▶ YOUR GOAL: Pull out from the material below all lines with "高考真题".

-----

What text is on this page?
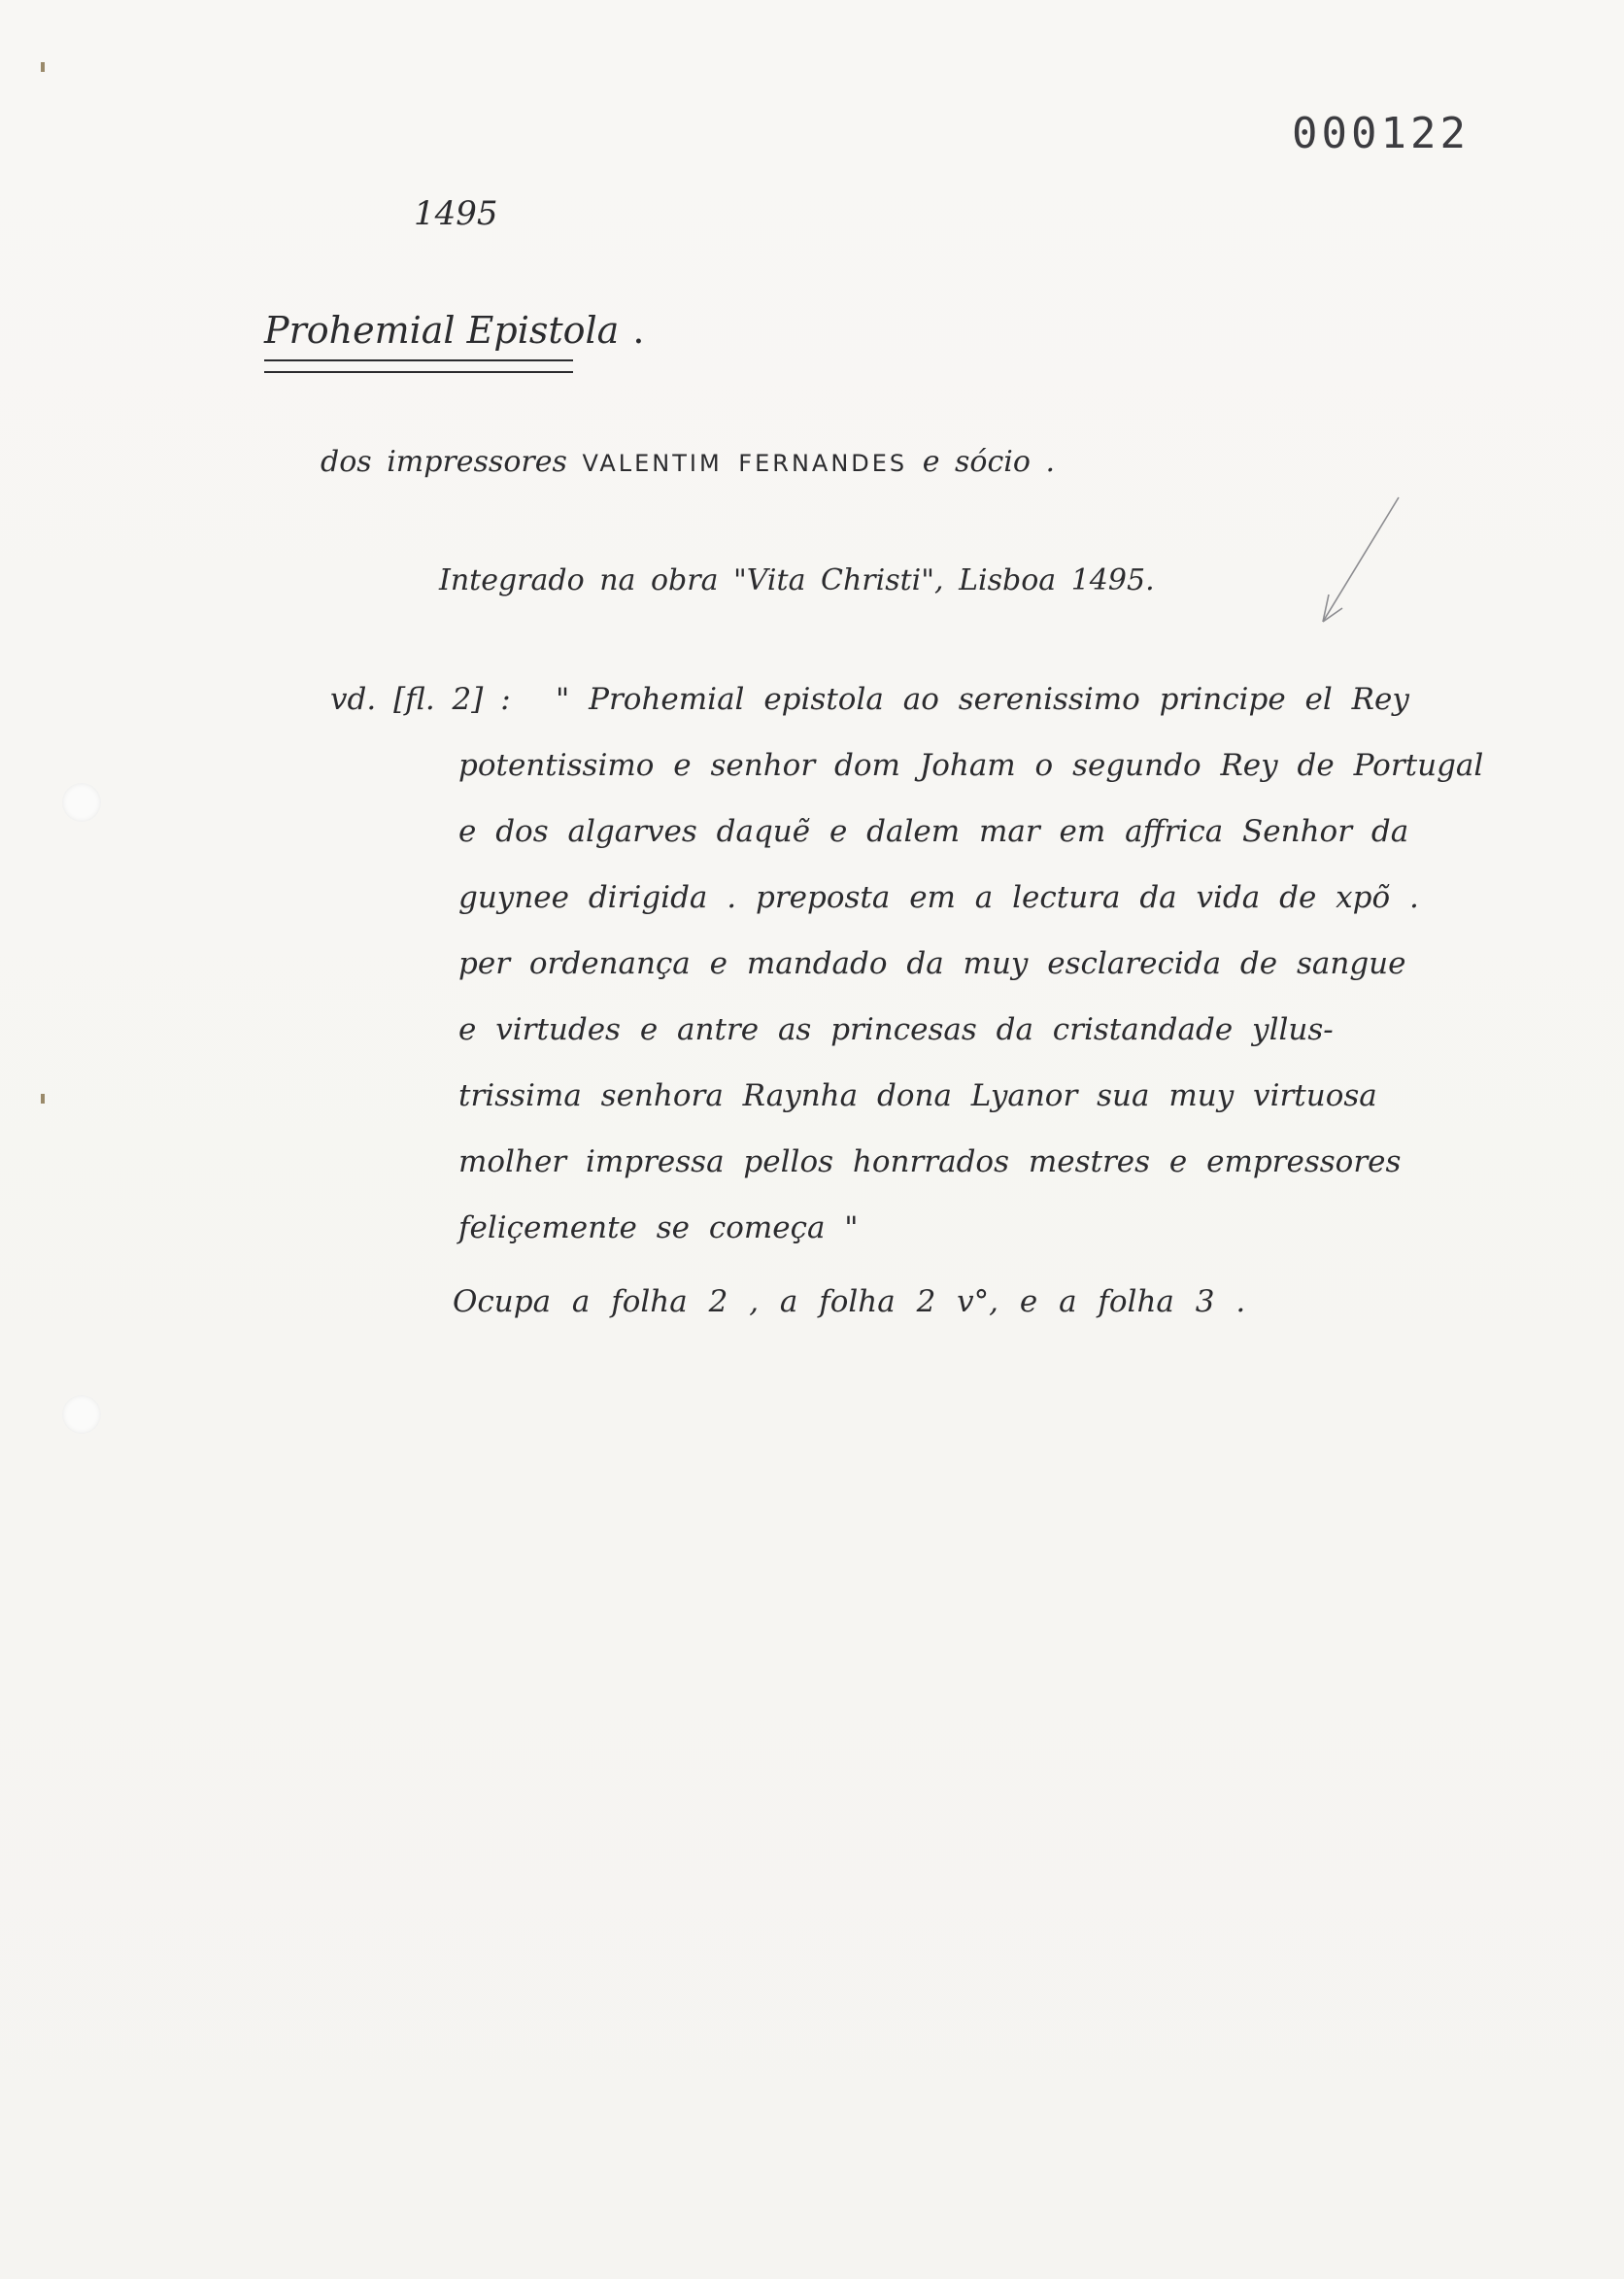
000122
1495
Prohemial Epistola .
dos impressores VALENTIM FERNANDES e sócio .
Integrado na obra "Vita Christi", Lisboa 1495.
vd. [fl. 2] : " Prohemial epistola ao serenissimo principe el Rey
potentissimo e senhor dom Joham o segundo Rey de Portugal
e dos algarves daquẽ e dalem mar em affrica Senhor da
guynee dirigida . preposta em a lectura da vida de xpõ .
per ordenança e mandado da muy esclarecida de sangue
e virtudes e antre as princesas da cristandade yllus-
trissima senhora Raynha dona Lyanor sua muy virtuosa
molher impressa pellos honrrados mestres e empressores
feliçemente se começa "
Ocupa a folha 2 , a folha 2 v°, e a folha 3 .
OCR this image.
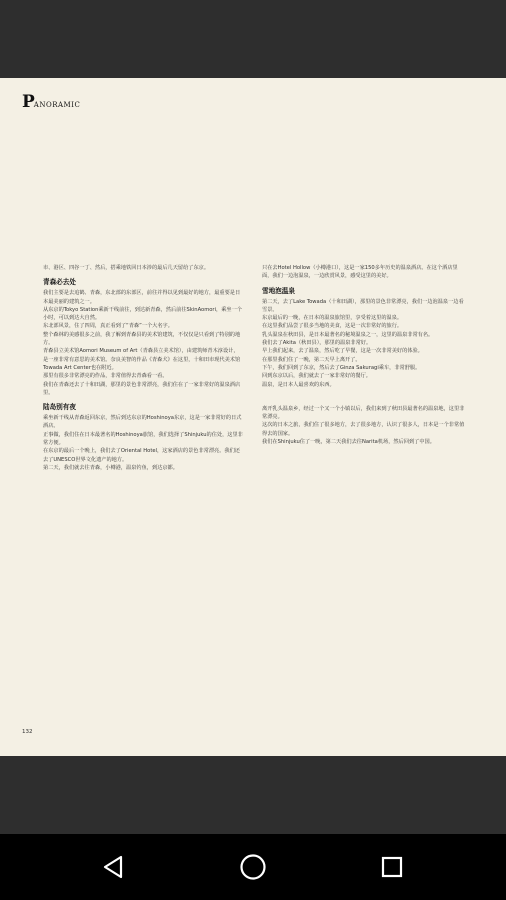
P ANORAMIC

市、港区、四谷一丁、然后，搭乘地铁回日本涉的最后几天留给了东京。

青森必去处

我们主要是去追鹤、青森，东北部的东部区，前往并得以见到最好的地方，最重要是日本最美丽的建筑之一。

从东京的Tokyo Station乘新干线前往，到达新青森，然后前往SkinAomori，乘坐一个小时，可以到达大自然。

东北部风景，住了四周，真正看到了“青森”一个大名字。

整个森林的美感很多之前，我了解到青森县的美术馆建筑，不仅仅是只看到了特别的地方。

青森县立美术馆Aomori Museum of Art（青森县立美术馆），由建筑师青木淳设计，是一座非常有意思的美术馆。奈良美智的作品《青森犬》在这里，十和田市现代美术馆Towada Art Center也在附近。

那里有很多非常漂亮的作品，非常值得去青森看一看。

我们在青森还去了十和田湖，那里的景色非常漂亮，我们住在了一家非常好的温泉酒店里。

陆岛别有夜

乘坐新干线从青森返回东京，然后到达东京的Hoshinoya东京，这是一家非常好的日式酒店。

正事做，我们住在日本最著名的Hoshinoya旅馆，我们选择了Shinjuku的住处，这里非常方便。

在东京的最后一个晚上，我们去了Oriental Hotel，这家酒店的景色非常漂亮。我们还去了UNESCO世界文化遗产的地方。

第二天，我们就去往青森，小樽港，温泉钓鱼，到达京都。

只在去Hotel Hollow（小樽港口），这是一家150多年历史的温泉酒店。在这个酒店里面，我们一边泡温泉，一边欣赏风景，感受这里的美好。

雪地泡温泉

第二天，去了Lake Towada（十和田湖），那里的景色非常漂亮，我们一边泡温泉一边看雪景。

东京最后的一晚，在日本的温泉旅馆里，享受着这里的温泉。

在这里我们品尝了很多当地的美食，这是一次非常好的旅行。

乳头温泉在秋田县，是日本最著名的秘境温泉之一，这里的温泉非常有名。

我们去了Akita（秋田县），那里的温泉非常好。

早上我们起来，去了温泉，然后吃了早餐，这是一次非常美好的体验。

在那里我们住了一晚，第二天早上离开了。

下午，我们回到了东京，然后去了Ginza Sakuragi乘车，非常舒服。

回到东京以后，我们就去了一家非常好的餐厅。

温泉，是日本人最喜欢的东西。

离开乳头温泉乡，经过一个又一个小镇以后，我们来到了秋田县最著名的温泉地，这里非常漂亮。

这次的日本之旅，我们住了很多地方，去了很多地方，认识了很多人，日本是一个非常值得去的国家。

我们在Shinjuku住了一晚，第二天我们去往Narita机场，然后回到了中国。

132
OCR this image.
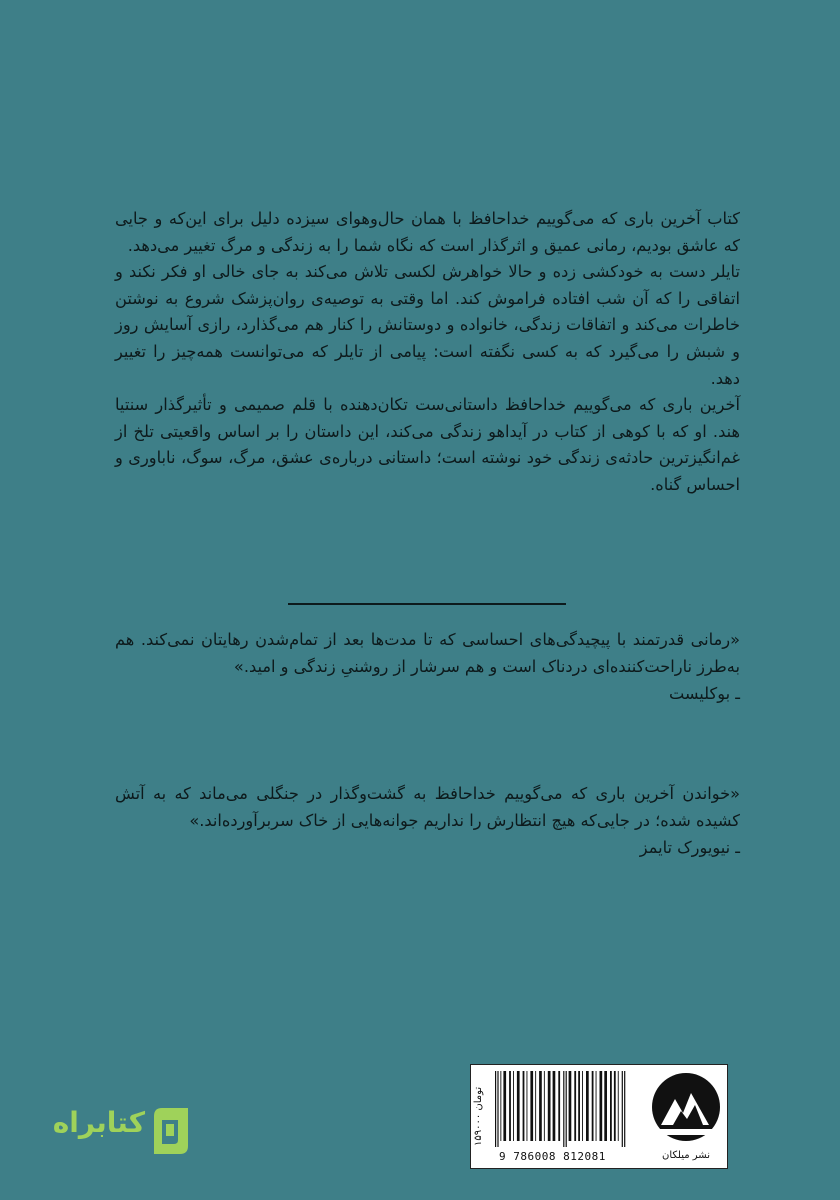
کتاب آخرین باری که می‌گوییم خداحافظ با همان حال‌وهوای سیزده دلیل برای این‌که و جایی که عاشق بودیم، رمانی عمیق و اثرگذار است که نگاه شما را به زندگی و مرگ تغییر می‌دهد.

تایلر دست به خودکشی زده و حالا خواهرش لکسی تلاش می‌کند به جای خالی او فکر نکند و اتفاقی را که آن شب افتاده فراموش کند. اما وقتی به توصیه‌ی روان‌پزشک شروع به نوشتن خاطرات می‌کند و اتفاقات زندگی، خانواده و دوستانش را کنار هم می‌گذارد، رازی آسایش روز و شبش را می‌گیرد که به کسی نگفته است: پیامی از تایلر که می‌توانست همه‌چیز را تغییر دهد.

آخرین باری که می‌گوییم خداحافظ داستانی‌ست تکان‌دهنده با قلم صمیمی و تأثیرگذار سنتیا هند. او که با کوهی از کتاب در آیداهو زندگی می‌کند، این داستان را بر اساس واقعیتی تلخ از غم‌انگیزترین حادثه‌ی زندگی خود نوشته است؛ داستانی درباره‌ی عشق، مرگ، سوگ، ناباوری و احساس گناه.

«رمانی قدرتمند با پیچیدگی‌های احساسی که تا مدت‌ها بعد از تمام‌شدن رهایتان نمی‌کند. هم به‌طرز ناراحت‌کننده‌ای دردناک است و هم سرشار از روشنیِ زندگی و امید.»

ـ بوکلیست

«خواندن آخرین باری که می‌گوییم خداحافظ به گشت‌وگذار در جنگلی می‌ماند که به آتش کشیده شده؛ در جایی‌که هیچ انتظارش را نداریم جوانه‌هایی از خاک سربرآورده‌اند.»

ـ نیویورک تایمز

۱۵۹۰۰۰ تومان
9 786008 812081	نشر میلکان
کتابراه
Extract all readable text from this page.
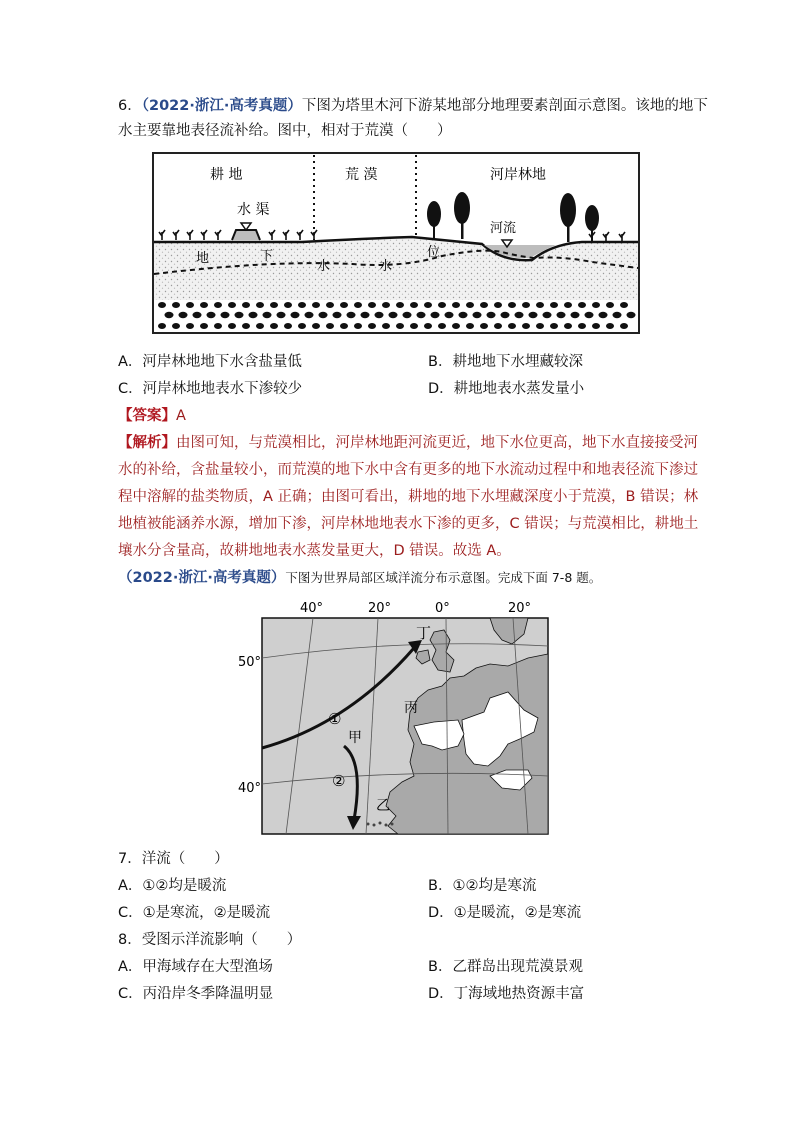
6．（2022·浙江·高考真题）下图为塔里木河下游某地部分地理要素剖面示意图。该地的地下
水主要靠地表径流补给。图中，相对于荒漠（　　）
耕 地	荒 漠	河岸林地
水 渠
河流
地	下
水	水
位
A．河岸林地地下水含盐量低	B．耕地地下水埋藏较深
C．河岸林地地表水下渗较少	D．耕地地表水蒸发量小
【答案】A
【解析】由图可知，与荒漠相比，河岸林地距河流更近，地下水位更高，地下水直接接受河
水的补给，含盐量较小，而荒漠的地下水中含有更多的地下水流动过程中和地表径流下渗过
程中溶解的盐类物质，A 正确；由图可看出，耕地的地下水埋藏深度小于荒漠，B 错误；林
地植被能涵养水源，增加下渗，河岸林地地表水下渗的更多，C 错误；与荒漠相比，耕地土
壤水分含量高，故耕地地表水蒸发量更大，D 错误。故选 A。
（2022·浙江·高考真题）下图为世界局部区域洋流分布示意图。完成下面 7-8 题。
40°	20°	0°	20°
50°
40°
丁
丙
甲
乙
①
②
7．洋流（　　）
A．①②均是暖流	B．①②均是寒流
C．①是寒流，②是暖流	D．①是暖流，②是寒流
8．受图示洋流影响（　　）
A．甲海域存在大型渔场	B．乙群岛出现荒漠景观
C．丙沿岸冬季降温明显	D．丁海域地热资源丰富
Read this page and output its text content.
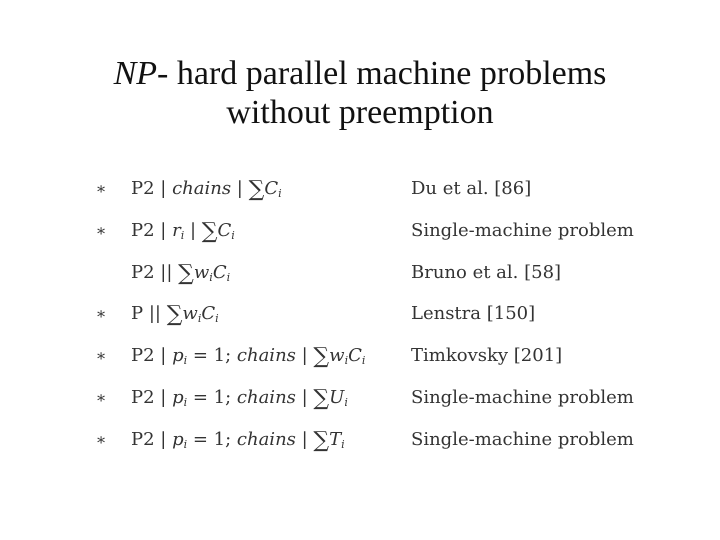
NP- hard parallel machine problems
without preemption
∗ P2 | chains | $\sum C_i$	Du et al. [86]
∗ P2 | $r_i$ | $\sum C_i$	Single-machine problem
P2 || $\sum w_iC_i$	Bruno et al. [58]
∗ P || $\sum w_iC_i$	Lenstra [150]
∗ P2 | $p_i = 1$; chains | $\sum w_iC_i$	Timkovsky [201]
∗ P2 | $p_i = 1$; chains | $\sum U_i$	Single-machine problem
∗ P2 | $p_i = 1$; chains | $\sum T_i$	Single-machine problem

-----

▶ SOLUTION FOR THIS PROBLEM:
6．（2022·浙江·高考真题）下图为塔里木河下游某地部分地理要素剖面示意图。该地的地下
（2022·浙江·高考真题）下图为世界局部区域洋流分布示意图。完成下面 7-8 题。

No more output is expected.